Stored data
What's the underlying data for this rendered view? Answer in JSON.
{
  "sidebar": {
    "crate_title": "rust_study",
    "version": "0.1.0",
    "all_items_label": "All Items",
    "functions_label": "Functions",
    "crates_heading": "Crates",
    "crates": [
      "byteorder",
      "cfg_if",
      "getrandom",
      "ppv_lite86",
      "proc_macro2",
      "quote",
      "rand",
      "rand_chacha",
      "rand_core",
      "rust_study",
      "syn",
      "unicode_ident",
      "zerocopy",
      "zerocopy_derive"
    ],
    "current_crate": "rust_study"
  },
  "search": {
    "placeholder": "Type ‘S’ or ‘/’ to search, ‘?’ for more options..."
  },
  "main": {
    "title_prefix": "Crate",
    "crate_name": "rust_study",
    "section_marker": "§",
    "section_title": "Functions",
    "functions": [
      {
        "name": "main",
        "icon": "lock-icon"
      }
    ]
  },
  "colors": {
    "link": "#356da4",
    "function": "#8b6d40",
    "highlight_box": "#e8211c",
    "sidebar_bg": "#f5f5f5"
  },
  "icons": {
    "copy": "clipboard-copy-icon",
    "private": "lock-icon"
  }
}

Problem description:
Reproduce every line of the data verbatim.

The response:
What's the underlying data for this rendered view? Answer in JSON.
{
  "sidebar": {
    "crate_title": "rust_study",
    "version": "0.1.0",
    "all_items_label": "All Items",
    "functions_label": "Functions",
    "crates_heading": "Crates",
    "crates": [
      "byteorder",
      "cfg_if",
      "getrandom",
      "ppv_lite86",
      "proc_macro2",
      "quote",
      "rand",
      "rand_chacha",
      "rand_core",
      "rust_study",
      "syn",
      "unicode_ident",
      "zerocopy",
      "zerocopy_derive"
    ],
    "current_crate": "rust_study"
  },
  "search": {
    "placeholder": "Type ‘S’ or ‘/’ to search, ‘?’ for more options..."
  },
  "main": {
    "title_prefix": "Crate",
    "crate_name": "rust_study",
    "section_marker": "§",
    "section_title": "Functions",
    "functions": [
      {
        "name": "main",
        "icon": "lock-icon"
      }
    ]
  },
  "colors": {
    "link": "#356da4",
    "function": "#8b6d40",
    "highlight_box": "#e8211c",
    "sidebar_bg": "#f5f5f5"
  },
  "icons": {
    "copy": "clipboard-copy-icon",
    "private": "lock-icon"
  }
}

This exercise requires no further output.